EXCERPTED DATA:
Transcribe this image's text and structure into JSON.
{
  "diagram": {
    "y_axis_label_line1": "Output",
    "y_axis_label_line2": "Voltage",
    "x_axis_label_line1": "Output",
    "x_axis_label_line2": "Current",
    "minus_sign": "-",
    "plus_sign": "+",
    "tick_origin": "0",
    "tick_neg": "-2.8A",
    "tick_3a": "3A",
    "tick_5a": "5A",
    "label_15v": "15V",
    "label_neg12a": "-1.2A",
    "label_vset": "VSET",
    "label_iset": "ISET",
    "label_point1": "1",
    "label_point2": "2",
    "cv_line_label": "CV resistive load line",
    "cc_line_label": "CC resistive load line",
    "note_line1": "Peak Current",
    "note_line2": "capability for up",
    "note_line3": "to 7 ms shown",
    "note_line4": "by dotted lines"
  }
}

WHAT THE TASK REQUIRES: Repeat the data above exactly.

TASK OUTPUT:
Transcribe this image's text and structure into JSON.
{
  "diagram": {
    "y_axis_label_line1": "Output",
    "y_axis_label_line2": "Voltage",
    "x_axis_label_line1": "Output",
    "x_axis_label_line2": "Current",
    "minus_sign": "-",
    "plus_sign": "+",
    "tick_origin": "0",
    "tick_neg": "-2.8A",
    "tick_3a": "3A",
    "tick_5a": "5A",
    "label_15v": "15V",
    "label_neg12a": "-1.2A",
    "label_vset": "VSET",
    "label_iset": "ISET",
    "label_point1": "1",
    "label_point2": "2",
    "cv_line_label": "CV resistive load line",
    "cc_line_label": "CC resistive load line",
    "note_line1": "Peak Current",
    "note_line2": "capability for up",
    "note_line3": "to 7 ms shown",
    "note_line4": "by dotted lines"
  }
}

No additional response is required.